Text extract —
* start *
Joint entropy, conditional entropy, and mutual information

Joint Entropies

In this module, we'll discuss several extensions of entropy. Let's begin with joint entropy. Suppose we have a random variable $X$ with elements $\{x_{1},x_{2},...,x_{i},...,x_{n}\}$ and random variable $Y$ with elements $\{y_{1},y_{2},...,y_{j},...,y_{m}\}$ . We define the joint entropy of $X$ and $Y$ as:

H(X,Y)=-\sum _{i=1}^{n}\sum _{j=1}^{m}P(x_{i},y_{j})\log _{2}\left(P(x_{i},y_{j})\right)

(1)

Take note that $H(X,Y)=H(Y,X)$ . This is trivial. From our previous discussion about the decision trees of a game, we used joint entropies to calculate the overall entropy.
* end *
Supplied data —
* start *
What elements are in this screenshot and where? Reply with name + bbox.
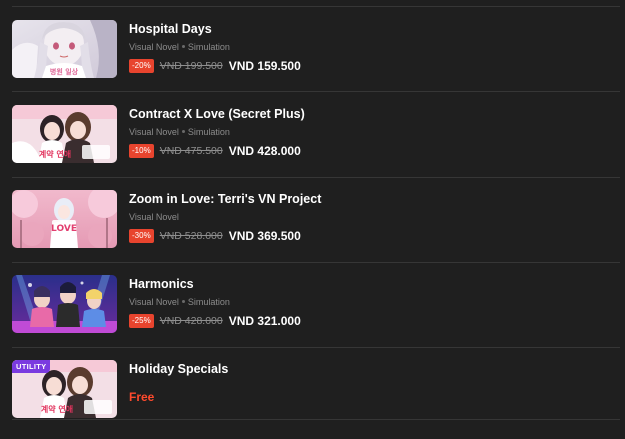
* end *
Set problem 1 —
In the joint entropy text, what did the earlier discussion of a game's decision trees use joint entropies to calculate?
Set problem 2 —
Carry on the joint entropy text from its final sentence.
The material stands apart from the joint entropy text.

Exercise result 1 —
The overall entropy.

Exercise result 2 —
Conditional Entropies

There are two steps to understand conditional entropies. The first is the uncertainty of a random variable caused by a single outcome only. Suppose we have the same random variables $X$ and $Y$ defined earlier in joint entropies. Let's denote $P(y_{j}|x_{i})$ as the conditional probability of $y_{j}$ when event $x_{i}$ happened. We define the entropy $H(Y|x_{i})$ as the entropy of the random variable $Y$ given a $x_{i}$ happened. In other words, this is the average information of all the outcomes of $Y$ when event $x_{i}$ happens. Take note that we're only interested in the entropy of $Y$ when only the outcome $x_{i}$ occurred. Mathematically this is:

H(Y|x_{i})=-\sum _{j=1}^{m}P(y_{j}|x_{i})\log _{2}\left(P(y_{j}|x_{i})\right)

(2)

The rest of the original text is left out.